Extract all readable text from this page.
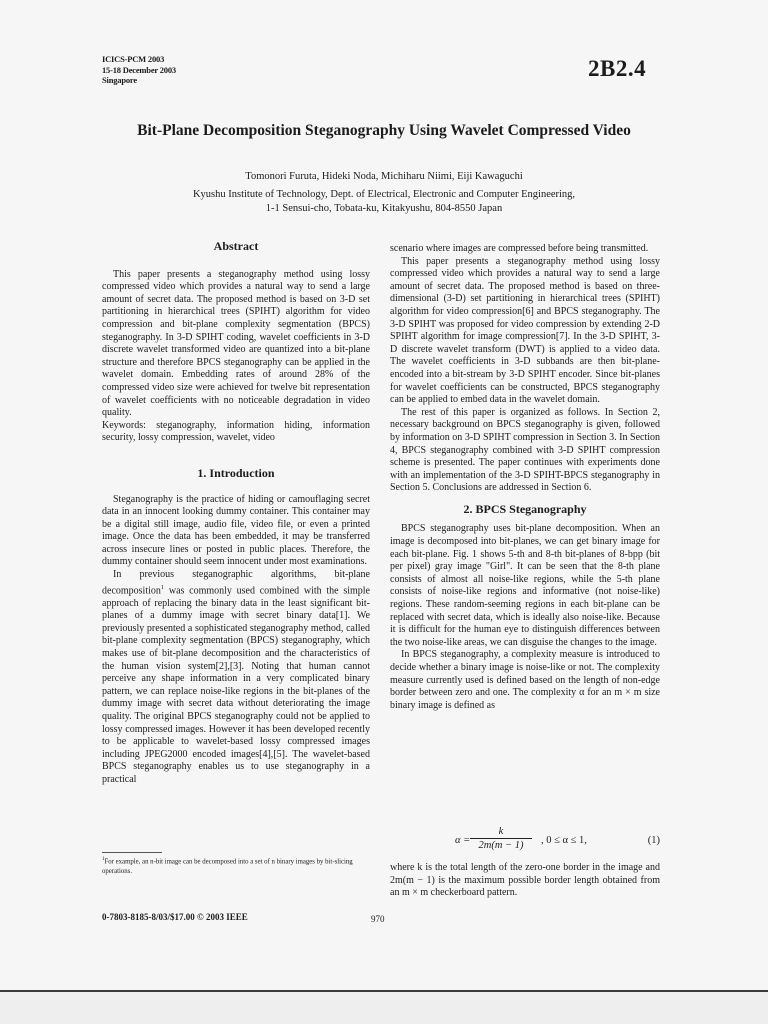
ICICS-PCM 2003
15-18 December 2003
Singapore	2B2.4
Bit-Plane Decomposition Steganography Using Wavelet Compressed Video
Tomonori Furuta, Hideki Noda, Michiharu Niimi, Eiji Kawaguchi
Kyushu Institute of Technology, Dept. of Electrical, Electronic and Computer Engineering,
1-1 Sensui-cho, Tobata-ku, Kitakyushu, 804-8550 Japan
Abstract

This paper presents a steganography method using lossy compressed video which provides a natural way to send a large amount of secret data. The proposed method is based on 3-D set partitioning in hierarchical trees (SPIHT) algorithm for video compression and bit-plane complexity segmentation (BPCS) steganography. In 3-D SPIHT coding, wavelet coefficients in 3-D discrete wavelet transformed video are quantized into a bit-plane structure and therefore BPCS steganography can be applied in the wavelet domain. Embedding rates of around 28% of the compressed video size were achieved for twelve bit representation of wavelet coefficients with no noticeable degradation in video quality.

Keywords: steganography, information hiding, information security, lossy compression, wavelet, video

1. Introduction

Steganography is the practice of hiding or camouflaging secret data in an innocent looking dummy container. This container may be a digital still image, audio file, video file, or even a printed image. Once the data has been embedded, it may be transferred across insecure lines or posted in public places. Therefore, the dummy container should seem innocent under most examinations.

In previous steganographic algorithms, bit-plane decomposition$^1$ was commonly used combined with the simple approach of replacing the binary data in the least significant bit-planes of a dummy image with secret binary data[1]. We previously presented a sophisticated steganography method, called bit-plane complexity segmentation (BPCS) steganography, which makes use of bit-plane decomposition and the characteristics of the human vision system[2],[3]. Noting that human cannot perceive any shape information in a very complicated binary pattern, we can replace noise-like regions in the bit-planes of the dummy image with secret data without deteriorating the image quality. The original BPCS steganography could not be applied to lossy compressed images. However it has been developed recently to be applicable to wavelet-based lossy compressed images including JPEG2000 encoded images[4],[5]. The wavelet-based BPCS steganography enables us to use steganography in a practical

$^1$For example, an n-bit image can be decomposed into a set of n binary images by bit-slicing operations.

scenario where images are compressed before being transmitted.

This paper presents a steganography method using lossy compressed video which provides a natural way to send a large amount of secret data. The proposed method is based on three-dimensional (3-D) set partitioning in hierarchical trees (SPIHT) algorithm for video compression[6] and BPCS steganography. The 3-D SPIHT was proposed for video compression by extending 2-D SPIHT algorithm for image compression[7]. In the 3-D SPIHT, 3-D discrete wavelet transform (DWT) is applied to a video data. The wavelet coefficients in 3-D subbands are then bit-plane-encoded into a bit-stream by 3-D SPIHT encoder. Since bit-planes for wavelet coefficients can be constructed, BPCS steganography can be applied to embed data in the wavelet domain.

The rest of this paper is organized as follows. In Section 2, necessary background on BPCS steganography is given, followed by information on 3-D SPIHT compression in Section 3. In Section 4, BPCS steganography combined with 3-D SPIHT compression scheme is presented. The paper continues with experiments done with an implementation of the 3-D SPIHT-BPCS steganography in Section 5. Conclusions are addressed in Section 6.

2. BPCS Steganography

BPCS steganography uses bit-plane decomposition. When an image is decomposed into bit-planes, we can get binary image for each bit-plane. Fig. 1 shows 5-th and 8-th bit-planes of 8-bpp (bit per pixel) gray image "Girl". It can be seen that the 8-th plane consists of almost all noise-like regions, while the 5-th plane consists of noise-like regions and informative (not noise-like) regions. These random-seeming regions in each bit-plane can be replaced with secret data, which is ideally also noise-like. Because it is difficult for the human eye to distinguish differences between the two noise-like areas, we can disguise the changes to the image.

In BPCS steganography, a complexity measure is introduced to decide whether a binary image is noise-like or not. The complexity measure currently used is defined based on the length of non-edge border between zero and one. The complexity α for an m × m size binary image is defined as

α =
k
2m(m − 1)	, 0 ≤ α ≤ 1,	(1)
where k is the total length of the zero-one border in the image and 2m(m − 1) is the maximum possible border length obtained from an m × m checkerboard pattern.
0-7803-8185-8/03/$17.00 © 2003 IEEE	970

> _SET TASK_
Look through the material and say how many lines hold "where". Give the number only.

> _EXERCISE SOLUTION_
2